→ Aim of the task
From the records below, extract all the text exactly and leave the images behind.

→ Data extracted from a collection
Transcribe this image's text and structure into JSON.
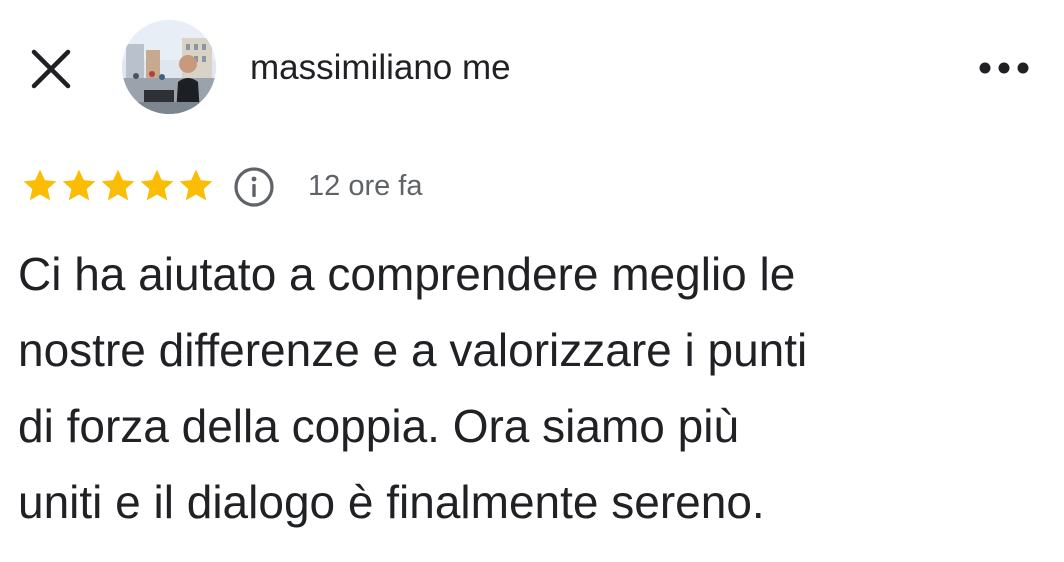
{
  "header": {
    "author_name": "massimiliano me",
    "close_icon": "close-icon",
    "more_icon": "more-horizontal-icon",
    "avatar": "profile-photo"
  },
  "review": {
    "rating": 5,
    "rating_max": 5,
    "star_color": "#fbbc04",
    "info_icon": "info-icon",
    "time_ago": "12 ore fa",
    "text": "Ci ha aiutato a comprendere meglio le\nnostre differenze e a valorizzare i punti\ndi forza della coppia. Ora siamo più\nuniti e il dialogo è finalmente sereno."
  }
}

→ Output of the exercise
Transcribe this image's text and structure into JSON.
{
  "header": {
    "author_name": "massimiliano me",
    "close_icon": "close-icon",
    "more_icon": "more-horizontal-icon",
    "avatar": "profile-photo"
  },
  "review": {
    "rating": 5,
    "rating_max": 5,
    "star_color": "#fbbc04",
    "info_icon": "info-icon",
    "time_ago": "12 ore fa",
    "text": "Ci ha aiutato a comprendere meglio le\nnostre differenze e a valorizzare i punti\ndi forza della coppia. Ora siamo più\nuniti e il dialogo è finalmente sereno."
  }
}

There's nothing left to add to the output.